● **Problem to solve**:
Copy each line of the records below word for word, leaving the pictures out of your answer.

################

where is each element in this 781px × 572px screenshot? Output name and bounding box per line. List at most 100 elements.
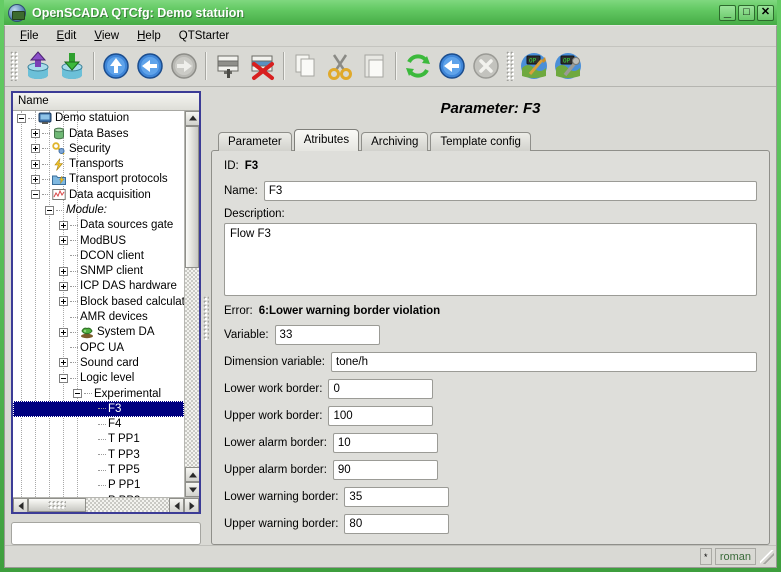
tree-item[interactable]: System DA — [13, 325, 184, 340]
field-input-dimension-variable[interactable]: tone/h — [331, 352, 757, 372]
scroll-thumb[interactable] — [185, 126, 199, 268]
tab-atributes[interactable]: Atributes — [294, 129, 359, 151]
config-editor-icon[interactable]: OP — [518, 50, 550, 82]
minimize-button[interactable]: _ — [719, 5, 736, 21]
tree-item[interactable]: SNMP client — [13, 264, 184, 279]
scroll-track[interactable] — [185, 126, 199, 467]
delete-node-icon[interactable] — [246, 50, 278, 82]
hscroll-thumb[interactable] — [28, 498, 86, 512]
ui-tool-icon[interactable]: OP — [552, 50, 584, 82]
collapse-icon[interactable] — [31, 190, 40, 199]
tree-items-container[interactable]: Demo statuionData BasesSecurityTransport… — [13, 111, 184, 497]
tree-item-selected[interactable]: F3 — [13, 401, 184, 416]
go-next-icon[interactable] — [168, 50, 200, 82]
hscroll-left-button-2[interactable] — [169, 498, 184, 513]
go-previous-icon[interactable] — [134, 50, 166, 82]
add-node-icon[interactable] — [212, 50, 244, 82]
hscroll-left-button[interactable] — [13, 498, 28, 513]
tab-parameter[interactable]: Parameter — [218, 132, 292, 151]
hscroll-right-button[interactable] — [184, 498, 199, 513]
tree-item[interactable]: OPC UA — [13, 340, 184, 355]
tab-archiving[interactable]: Archiving — [361, 132, 428, 151]
expand-icon[interactable] — [59, 236, 68, 245]
field-input-variable[interactable]: 33 — [275, 325, 380, 345]
back-icon[interactable] — [436, 50, 468, 82]
paste-icon[interactable] — [358, 50, 390, 82]
tree-item[interactable]: AMR devices — [13, 309, 184, 324]
resize-grip[interactable] — [760, 550, 774, 564]
tree-item[interactable]: Experimental — [13, 386, 184, 401]
tree-item[interactable]: Module: — [13, 202, 184, 217]
field-input-lower-work-border[interactable]: 0 — [328, 379, 433, 399]
cut-icon[interactable] — [324, 50, 356, 82]
load-from-db-icon[interactable] — [22, 50, 54, 82]
close-button[interactable]: ✕ — [757, 5, 774, 21]
panel-splitter[interactable] — [201, 91, 211, 545]
field-input-upper-warning-border[interactable]: 80 — [344, 514, 449, 534]
tree-item[interactable]: T PP3 — [13, 447, 184, 462]
tree-filter-field[interactable] — [11, 522, 201, 545]
field-input-upper-work-border[interactable]: 100 — [328, 406, 433, 426]
field-input-lower-warning-border[interactable]: 35 — [344, 487, 449, 507]
expand-icon[interactable] — [59, 267, 68, 276]
expand-icon[interactable] — [59, 297, 68, 306]
menu-file[interactable]: File — [11, 28, 48, 44]
tree-filter-input[interactable] — [12, 523, 200, 544]
tree-column-header-name[interactable]: Name — [13, 93, 199, 111]
tree-item[interactable]: DCON client — [13, 248, 184, 263]
expand-icon[interactable] — [31, 129, 40, 138]
menu-help[interactable]: Help — [128, 28, 170, 44]
expand-icon[interactable] — [59, 221, 68, 230]
tree-item[interactable]: F4 — [13, 417, 184, 432]
scroll-up-button[interactable] — [185, 111, 200, 126]
tree-item[interactable]: T PP5 — [13, 462, 184, 477]
expand-icon[interactable] — [31, 160, 40, 169]
toolbar-grip[interactable] — [10, 51, 18, 81]
hscroll-track[interactable] — [86, 498, 169, 512]
collapse-icon[interactable] — [73, 389, 82, 398]
collapse-icon[interactable] — [59, 374, 68, 383]
tree-item[interactable]: ICP DAS hardware — [13, 279, 184, 294]
name-input[interactable]: F3 — [264, 181, 757, 201]
description-textarea[interactable]: Flow F3 — [224, 223, 757, 296]
collapse-icon[interactable] — [45, 206, 54, 215]
tree-item[interactable]: Sound card — [13, 355, 184, 370]
stop-icon[interactable] — [470, 50, 502, 82]
tree-item[interactable]: Logic level — [13, 371, 184, 386]
collapse-icon[interactable] — [17, 114, 26, 123]
go-up-icon[interactable] — [100, 50, 132, 82]
tree-item[interactable]: Data sources gate — [13, 218, 184, 233]
tree-item[interactable]: T PP1 — [13, 432, 184, 447]
tree-item[interactable]: Transport protocols — [13, 172, 184, 187]
tree-item[interactable]: Data Bases — [13, 126, 184, 141]
scroll-down-button[interactable] — [185, 482, 200, 497]
tab-template-config[interactable]: Template config — [430, 132, 531, 151]
navigation-tree[interactable]: Name Demo statuionData BasesSecurityTran… — [11, 91, 201, 514]
refresh-icon[interactable] — [402, 50, 434, 82]
tree-item[interactable]: P PP3 — [13, 493, 184, 497]
tree-vertical-scrollbar[interactable] — [184, 111, 199, 497]
copy-icon[interactable] — [290, 50, 322, 82]
tree-horizontal-scrollbar[interactable] — [13, 497, 199, 512]
tree-item[interactable]: Block based calculat — [13, 294, 184, 309]
field-input-upper-alarm-border[interactable]: 90 — [333, 460, 438, 480]
menu-edit[interactable]: Edit — [48, 28, 86, 44]
expand-icon[interactable] — [31, 144, 40, 153]
toolbar-grip-2[interactable] — [506, 51, 514, 81]
tree-item[interactable]: P PP1 — [13, 478, 184, 493]
expand-icon[interactable] — [59, 282, 68, 291]
menu-view[interactable]: View — [85, 28, 128, 44]
expand-icon[interactable] — [59, 358, 68, 367]
save-to-db-icon[interactable] — [56, 50, 88, 82]
maximize-button[interactable]: □ — [738, 5, 755, 21]
expand-icon[interactable] — [31, 175, 40, 184]
expand-icon[interactable] — [59, 328, 68, 337]
field-input-lower-alarm-border[interactable]: 10 — [333, 433, 438, 453]
tree-item[interactable]: Security — [13, 141, 184, 156]
tree-item[interactable]: Transports — [13, 156, 184, 171]
tree-item[interactable]: ModBUS — [13, 233, 184, 248]
scroll-up-button-2[interactable] — [185, 467, 200, 482]
tree-item[interactable]: Demo statuion — [13, 111, 184, 126]
menu-qtstarter[interactable]: QTStarter — [170, 28, 238, 44]
tree-item[interactable]: Data acquisition — [13, 187, 184, 202]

################

● **Written answer**:
where is each element in this 781px × 572px screenshot? Output name and bounding box per line. List at most 100 elements.
tree-item[interactable]: System DA — [13, 325, 184, 340]
field-input-dimension-variable[interactable]: tone/h — [331, 352, 757, 372]
scroll-thumb[interactable] — [185, 126, 199, 268]
tab-atributes[interactable]: Atributes — [294, 129, 359, 151]
config-editor-icon[interactable]: OP — [518, 50, 550, 82]
minimize-button[interactable]: _ — [719, 5, 736, 21]
tree-item[interactable]: SNMP client — [13, 264, 184, 279]
scroll-track[interactable] — [185, 126, 199, 467]
delete-node-icon[interactable] — [246, 50, 278, 82]
hscroll-thumb[interactable] — [28, 498, 86, 512]
ui-tool-icon[interactable]: OP — [552, 50, 584, 82]
collapse-icon[interactable] — [31, 190, 40, 199]
tree-items-container[interactable]: Demo statuionData BasesSecurityTransport… — [13, 111, 184, 497]
tree-item-selected[interactable]: F3 — [13, 401, 184, 416]
go-next-icon[interactable] — [168, 50, 200, 82]
hscroll-left-button-2[interactable] — [169, 498, 184, 513]
go-previous-icon[interactable] — [134, 50, 166, 82]
add-node-icon[interactable] — [212, 50, 244, 82]
hscroll-left-button[interactable] — [13, 498, 28, 513]
tab-parameter[interactable]: Parameter — [218, 132, 292, 151]
hscroll-right-button[interactable] — [184, 498, 199, 513]
tree-item[interactable]: OPC UA — [13, 340, 184, 355]
tab-archiving[interactable]: Archiving — [361, 132, 428, 151]
expand-icon[interactable] — [59, 236, 68, 245]
field-input-variable[interactable]: 33 — [275, 325, 380, 345]
back-icon[interactable] — [436, 50, 468, 82]
paste-icon[interactable] — [358, 50, 390, 82]
tree-item[interactable]: AMR devices — [13, 309, 184, 324]
resize-grip[interactable] — [760, 550, 774, 564]
tree-item[interactable]: Experimental — [13, 386, 184, 401]
tree-item[interactable]: Module: — [13, 202, 184, 217]
field-input-lower-work-border[interactable]: 0 — [328, 379, 433, 399]
cut-icon[interactable] — [324, 50, 356, 82]
load-from-db-icon[interactable] — [22, 50, 54, 82]
close-button[interactable]: ✕ — [757, 5, 774, 21]
panel-splitter[interactable] — [201, 91, 211, 545]
field-input-upper-warning-border[interactable]: 80 — [344, 514, 449, 534]
tree-item[interactable]: T PP3 — [13, 447, 184, 462]
tree-filter-field[interactable] — [11, 522, 201, 545]
field-input-upper-work-border[interactable]: 100 — [328, 406, 433, 426]
field-input-lower-warning-border[interactable]: 35 — [344, 487, 449, 507]
expand-icon[interactable] — [59, 267, 68, 276]
expand-icon[interactable] — [59, 297, 68, 306]
menu-file[interactable]: File — [11, 28, 48, 44]
tree-filter-input[interactable] — [12, 523, 200, 544]
tree-column-header-name[interactable]: Name — [13, 93, 199, 111]
tree-item[interactable]: DCON client — [13, 248, 184, 263]
expand-icon[interactable] — [31, 129, 40, 138]
menu-help[interactable]: Help — [128, 28, 170, 44]
expand-icon[interactable] — [59, 221, 68, 230]
tree-item[interactable]: F4 — [13, 417, 184, 432]
scroll-up-button[interactable] — [185, 111, 200, 126]
tree-item[interactable]: T PP5 — [13, 462, 184, 477]
expand-icon[interactable] — [31, 160, 40, 169]
toolbar-grip[interactable] — [10, 51, 18, 81]
hscroll-track[interactable] — [86, 498, 169, 512]
collapse-icon[interactable] — [73, 389, 82, 398]
collapse-icon[interactable] — [59, 374, 68, 383]
tree-item[interactable]: ICP DAS hardware — [13, 279, 184, 294]
name-input[interactable]: F3 — [264, 181, 757, 201]
description-textarea[interactable]: Flow F3 — [224, 223, 757, 296]
collapse-icon[interactable] — [45, 206, 54, 215]
tree-item[interactable]: Sound card — [13, 355, 184, 370]
stop-icon[interactable] — [470, 50, 502, 82]
tree-item[interactable]: Logic level — [13, 371, 184, 386]
collapse-icon[interactable] — [17, 114, 26, 123]
go-up-icon[interactable] — [100, 50, 132, 82]
tree-item[interactable]: Data sources gate — [13, 218, 184, 233]
tree-item[interactable]: T PP1 — [13, 432, 184, 447]
tree-item[interactable]: Transport protocols — [13, 172, 184, 187]
tree-item[interactable]: Data Bases — [13, 126, 184, 141]
scroll-down-button[interactable] — [185, 482, 200, 497]
tab-template-config[interactable]: Template config — [430, 132, 531, 151]
navigation-tree[interactable]: Name Demo statuionData BasesSecurityTran… — [11, 91, 201, 514]
refresh-icon[interactable] — [402, 50, 434, 82]
tree-item[interactable]: P PP3 — [13, 493, 184, 497]
tree-vertical-scrollbar[interactable] — [184, 111, 199, 497]
copy-icon[interactable] — [290, 50, 322, 82]
tree-horizontal-scrollbar[interactable] — [13, 497, 199, 512]
tree-item[interactable]: Block based calculat — [13, 294, 184, 309]
field-input-upper-alarm-border[interactable]: 90 — [333, 460, 438, 480]
menu-edit[interactable]: Edit — [48, 28, 86, 44]
expand-icon[interactable] — [31, 144, 40, 153]
toolbar-grip-2[interactable] — [506, 51, 514, 81]
tree-item[interactable]: P PP1 — [13, 478, 184, 493]
expand-icon[interactable] — [59, 282, 68, 291]
menu-view[interactable]: View — [85, 28, 128, 44]
expand-icon[interactable] — [59, 358, 68, 367]
save-to-db-icon[interactable] — [56, 50, 88, 82]
maximize-button[interactable]: □ — [738, 5, 755, 21]
expand-icon[interactable] — [31, 175, 40, 184]
expand-icon[interactable] — [59, 328, 68, 337]
field-input-lower-alarm-border[interactable]: 10 — [333, 433, 438, 453]
tree-item[interactable]: Security — [13, 141, 184, 156]
tree-item[interactable]: Transports — [13, 156, 184, 171]
tree-item[interactable]: ModBUS — [13, 233, 184, 248]
scroll-up-button-2[interactable] — [185, 467, 200, 482]
tree-item[interactable]: Demo statuion — [13, 111, 184, 126]
menu-qtstarter[interactable]: QTStarter — [170, 28, 238, 44]
tree-item[interactable]: Data acquisition — [13, 187, 184, 202]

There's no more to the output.